▸ SET TASK
Extract every line below, verbatim.

# start of SUPPLIED RECORDS

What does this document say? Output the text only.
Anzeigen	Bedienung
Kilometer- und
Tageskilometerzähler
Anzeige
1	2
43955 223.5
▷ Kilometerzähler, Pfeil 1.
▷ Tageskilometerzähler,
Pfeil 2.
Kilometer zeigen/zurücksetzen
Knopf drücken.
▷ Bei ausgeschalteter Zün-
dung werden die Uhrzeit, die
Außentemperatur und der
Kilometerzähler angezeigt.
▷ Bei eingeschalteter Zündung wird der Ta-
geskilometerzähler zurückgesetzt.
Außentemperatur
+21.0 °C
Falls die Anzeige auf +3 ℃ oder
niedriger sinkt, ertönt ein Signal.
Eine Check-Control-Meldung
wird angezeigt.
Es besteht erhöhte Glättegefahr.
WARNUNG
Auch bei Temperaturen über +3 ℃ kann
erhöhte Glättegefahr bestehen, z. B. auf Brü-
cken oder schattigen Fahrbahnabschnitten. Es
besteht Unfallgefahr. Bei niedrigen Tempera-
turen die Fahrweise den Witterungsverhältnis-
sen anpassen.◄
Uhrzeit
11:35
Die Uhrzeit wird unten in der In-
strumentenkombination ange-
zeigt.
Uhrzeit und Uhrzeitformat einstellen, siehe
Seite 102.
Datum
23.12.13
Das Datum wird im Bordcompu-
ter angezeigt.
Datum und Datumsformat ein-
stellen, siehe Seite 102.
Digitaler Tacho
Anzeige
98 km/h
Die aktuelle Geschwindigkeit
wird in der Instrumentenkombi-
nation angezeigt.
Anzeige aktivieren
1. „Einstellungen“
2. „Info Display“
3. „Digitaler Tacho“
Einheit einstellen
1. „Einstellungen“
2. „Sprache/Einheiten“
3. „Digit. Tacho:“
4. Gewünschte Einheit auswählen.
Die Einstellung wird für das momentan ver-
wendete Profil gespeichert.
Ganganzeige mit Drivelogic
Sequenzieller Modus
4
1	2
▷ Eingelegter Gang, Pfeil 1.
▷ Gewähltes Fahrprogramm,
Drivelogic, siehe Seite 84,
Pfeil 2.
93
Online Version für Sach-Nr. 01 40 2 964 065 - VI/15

# end of SUPPLIED RECORDS

▸ SOLUTION TO THE PROBLEM
What does this document say? Output the text only.
Anzeigen	Bedienung
Kilometer- und
Tageskilometerzähler
Anzeige
1	2
43955 223.5
▷ Kilometerzähler, Pfeil 1.
▷ Tageskilometerzähler,
Pfeil 2.
Kilometer zeigen/zurücksetzen
Knopf drücken.
▷ Bei ausgeschalteter Zün-
dung werden die Uhrzeit, die
Außentemperatur und der
Kilometerzähler angezeigt.
▷ Bei eingeschalteter Zündung wird der Ta-
geskilometerzähler zurückgesetzt.
Außentemperatur
+21.0 °C
Falls die Anzeige auf +3 ℃ oder
niedriger sinkt, ertönt ein Signal.
Eine Check-Control-Meldung
wird angezeigt.
Es besteht erhöhte Glättegefahr.
WARNUNG
Auch bei Temperaturen über +3 ℃ kann
erhöhte Glättegefahr bestehen, z. B. auf Brü-
cken oder schattigen Fahrbahnabschnitten. Es
besteht Unfallgefahr. Bei niedrigen Tempera-
turen die Fahrweise den Witterungsverhältnis-
sen anpassen.◄
Uhrzeit
11:35
Die Uhrzeit wird unten in der In-
strumentenkombination ange-
zeigt.
Uhrzeit und Uhrzeitformat einstellen, siehe
Seite 102.
Datum
23.12.13
Das Datum wird im Bordcompu-
ter angezeigt.
Datum und Datumsformat ein-
stellen, siehe Seite 102.
Digitaler Tacho
Anzeige
98 km/h
Die aktuelle Geschwindigkeit
wird in der Instrumentenkombi-
nation angezeigt.
Anzeige aktivieren
1. „Einstellungen“
2. „Info Display“
3. „Digitaler Tacho“
Einheit einstellen
1. „Einstellungen“
2. „Sprache/Einheiten“
3. „Digit. Tacho:“
4. Gewünschte Einheit auswählen.
Die Einstellung wird für das momentan ver-
wendete Profil gespeichert.
Ganganzeige mit Drivelogic
Sequenzieller Modus
4
1	2
▷ Eingelegter Gang, Pfeil 1.
▷ Gewähltes Fahrprogramm,
Drivelogic, siehe Seite 84,
Pfeil 2.
93
Online Version für Sach-Nr. 01 40 2 964 065 - VI/15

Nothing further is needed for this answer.